WHAT YOU WILL DO - Could you pick up the shooting blog archive after its last sentence and keep writing it?

Monthly Archives: June 2010

Thoughts on Weekend Gun Show

I went to a local gun show on the weekend, hoping there might be a Mauser specimen or two to inspect to get a feel for condition, so that when I encounter an Israeli Mauser I’ll know how to evaluate it. Of course, I also went to find surprise deals.

I was quite disappointed. Not a single Mauser in the place. Nor was there much in the way of competitive target guns or rifles. I can summarize the show with three words: tacticool, tacticool, tacticool. Not my cup of tea.

What is “tacticool?” Tactical guns and gear are designed for specific military and police purposes. Usually these items are geared for “CQB” or close(d) quarter battle. Think of a SWAT team busting into a crack house, or soldiers street fighting in Afghanistan. There are weapons configurations specific for those purposes. For example, a rifle may be configured as a “carbine” with a shorter stock and barrel so the “operator” can maneuver easily in enclosed spaces. Pistols might have a slightly heavier trigger pull, due to the user’s stress and possibly the fact he might be wearing gloves. Laser aiming devices, red dot scopes, high powered flash lights and other doo-dads are often mounted on the guns.

There is a place for these platforms on the public market. Some configurations are good for home defense. There are shooting sports where weapons so configured are perfect. So I’m not knocking them. But it seems to me that these configurations make up the majority of guns on display in many shops, the magazines, and certainly at the show I went to. The term tacticool comes from the impression that these guns are marketed as being “cool,” as if owning one somehow unleashes your inner Navy Seal.

I guess what I’d like to see is greater emphasis in the firearms industry on marketing guns that real people can use to make shooting a regular part of their lives. I know too many guys with a closet full of tacticool guns and gear they never use. They’re not collectors, but they read the Maxim ad that said buying a DPMS AR-15 earns them their “man card.” If the salesman (and the industry) had steered them instead into a 10/22, they might actually get out and shoot more due to the greater ease of shooting and more affordable ammunition. The reality is that many people will not get into action shooting sports, and their shooting time will be spent picking off stationary paper. Indeed, many public ranges do not even allow rapid fire shooting! So what happens is they show up at the range with their CQB gear, stand in one spot, can barely hit the broad side of a barn, get frustrated, and the hundreds of dollars of gear stays in the closet.

Ah well, give the people what they want, I guess. It just disappoints me that we have a nation of so many gun owners but so relatively few become good shooters. The Obama election definitely boosted gun ownership and has made the public ranges a little more crowded, but when the current fad passes, who will be left?

10m Air Pistol Progress

First, I thought I would post a 10m air pistol target and explain a little about the sport. Typically 10m (32.8 feet) air pistol matches are held indoors, using very precise pistols that quietly shoot .177″/4.5mm diameter lead pellets at about 500fps. on average. In a vice, a good 10m pistol will create a hole pretty much the diameter of a pellet, but a little wider is fine too. At 500 fps., these pistols are safe to shoot in many environments without lead risk or extreme backstop needs. A garage works fine!

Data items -

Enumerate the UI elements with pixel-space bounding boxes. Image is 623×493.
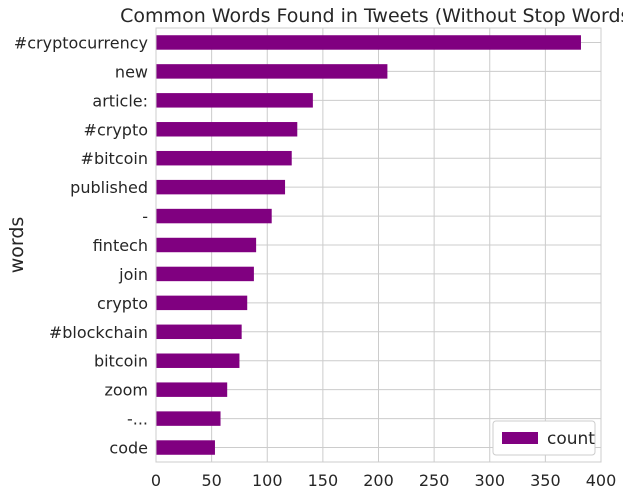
- y-tick-label: -: [142, 207, 148, 226]
- bar: [156, 295, 248, 311]
- bar: [156, 179, 286, 195]
- x-tick-label: 50: [201, 471, 221, 490]
- bar: [156, 208, 272, 224]
- x-tick-label: 150: [308, 471, 339, 490]
- bar: [156, 266, 254, 282]
- bar: [156, 93, 313, 108]
- y-tick-label: -...: [127, 410, 148, 429]
- bar: [156, 150, 292, 166]
- y-tick-label: #crypto: [84, 120, 148, 139]
- y-tick-label: bitcoin: [94, 352, 148, 371]
- x-tick-label: 350: [530, 471, 561, 490]
- y-tick-label: new: [115, 62, 148, 81]
- bar: [156, 64, 388, 79]
- bar: [156, 382, 228, 397]
- bar: [156, 122, 298, 137]
- legend-frame: [492, 420, 596, 456]
- y-tick-label: code: [109, 439, 148, 458]
- x-tick-label: 400: [586, 471, 617, 490]
- bar: [156, 324, 242, 340]
- chart-title: Common Words Found in Tweets (Without St…: [120, 5, 623, 27]
- y-tick-label: join: [118, 265, 148, 284]
- bar: [156, 353, 240, 368]
- bar: [156, 411, 221, 426]
- x-tick-label: 250: [419, 471, 450, 490]
- y-tick-labels: #cryptocurrency new article: #crypto #bitcoi…: [14, 33, 148, 457]
- y-tick-label: article:: [92, 91, 148, 110]
- x-tick-label: 200: [363, 471, 394, 490]
- y-tick-label: zoom: [104, 381, 148, 400]
- x-tick-label: 100: [252, 471, 283, 490]
- x-tick-labels: 0 50 100 150 200 250 300 350 400: [151, 471, 616, 490]
- legend-swatch-count: [502, 432, 538, 444]
- x-tick-label: 0: [151, 471, 161, 490]
- bar: [156, 237, 257, 253]
- bars: [156, 35, 581, 455]
- bar: [156, 35, 581, 50]
- y-tick-label: crypto: [97, 294, 148, 313]
- y-tick-label: published: [70, 178, 148, 197]
- y-tick-label: #bitcoin: [81, 149, 148, 168]
- y-tick-label: #blockchain: [49, 323, 148, 342]
- y-axis-label: words: [6, 217, 28, 274]
- x-tick-label: 300: [474, 471, 505, 490]
- plot-frame: [155, 27, 602, 463]
- y-tick-label: fintech: [93, 236, 148, 255]
- legend-label-count: count: [547, 429, 595, 449]
- bar: [156, 440, 215, 455]
- legend: count: [492, 420, 596, 456]
- y-tick-label: #cryptocurrency: [14, 33, 148, 52]
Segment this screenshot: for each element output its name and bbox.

OUTPUT OF THE EXERCISE -
I train at home on a 5m scaled down target, then go to my local club which has a nice 10m air gun range with targets on pulleys for easy changes. In Europe, even small clubs have fancy-schmancy electronic scoring systems where three audio sensors triangulate the precise impact point of the pellet by listening for its sound as it flies by.

In ISSF competitions, a men’s match is 60 shots, for women it’s 40. There is usually time for about 90 seconds per shot, working at your own pace. So there is no rush. And because the competition is indoors, wind does not play a factor. In my opinion, 10m air pistol is one of the purest, but also one of the hardest shooting disciplines.

It is also one of the “cheaper” shooting sports. A competitive pistol can be found for about $400 (and hold their value well), and after that pellets run about $7 on average for a tin of 500. A cardboard box with rags inside can do for a trap, or else steel boxes can be found for about $20, or be homemade.

As you can see, the 9 ring on a 10m target is about the size of a quarter. The 10 ring is smaller than a dime, and the X is the size of a pellet. A shot that breaks the ring of the higher point counts, so the target above has two 10s and three 9s. I use cheap target paper and a relatively low velocity pistol, so I tend to get tears in the targets instead of nice clean holes. Good target paper from Germany or a slightly faster gun gives nice clean holes, but hey, who cares!

Today’s training session was a little odd. Here was the progression:

10 10 10 9 8 47 0.94
10 9 9 9 8 45 0.90
10 10 9 9 8 46 0.92
10 9 9 9 9 46 0.92
10 10 9 9 9 47 0.94
10 10 9 8 8 45 0.90
9 9 8 7 7 40 0.80

I started gangbusters with a 47, although I wasn’t pleased with the 8. I was clipping along nicely at 90%+ for the first 30 shots. I was on a pace to break 540, managing the fatigue in my hands and wrists, and definitely feeling the benefits of the strength training I’ve been doing for them. But then shots 30-35 came, and suddenly my hands and wrists didn’t feel strained anymore…they felt very relaxed. I couldn’t get a comfortable grip. The shots were not on call. So I decided the best thing to do was to call it a night and go eat dinner with friends. No sense in practicing bad habits when you are not shooting well. It took me roughly an hour to shoot the 30 shots, as I abandoned a lot of shots. While I was shooting I listened to the weekly Torah portion commentaries on my mp3 player (I like rabbis Silberberg and New).

Overall I’m happy with the progress. When my hand and arm are feeling fresh, I’m popping in 10s and 9s. My hold is improving where the 8′s are probably trigger errors as opposed to hold drift…I am getting a good 9 ring hold. I’ll stick to the game plan and keep building strength and endurance so I can last the full 60 shots. Before I was tanking after 20 shots, now I’m up to 30…halfway there!

Sometime soon I’ll write about Service Rifle training with the SCATT, and how my wife tolerates my AR-15 dry firing in the bedroom every night!

German Guns for Jewish Marksmen?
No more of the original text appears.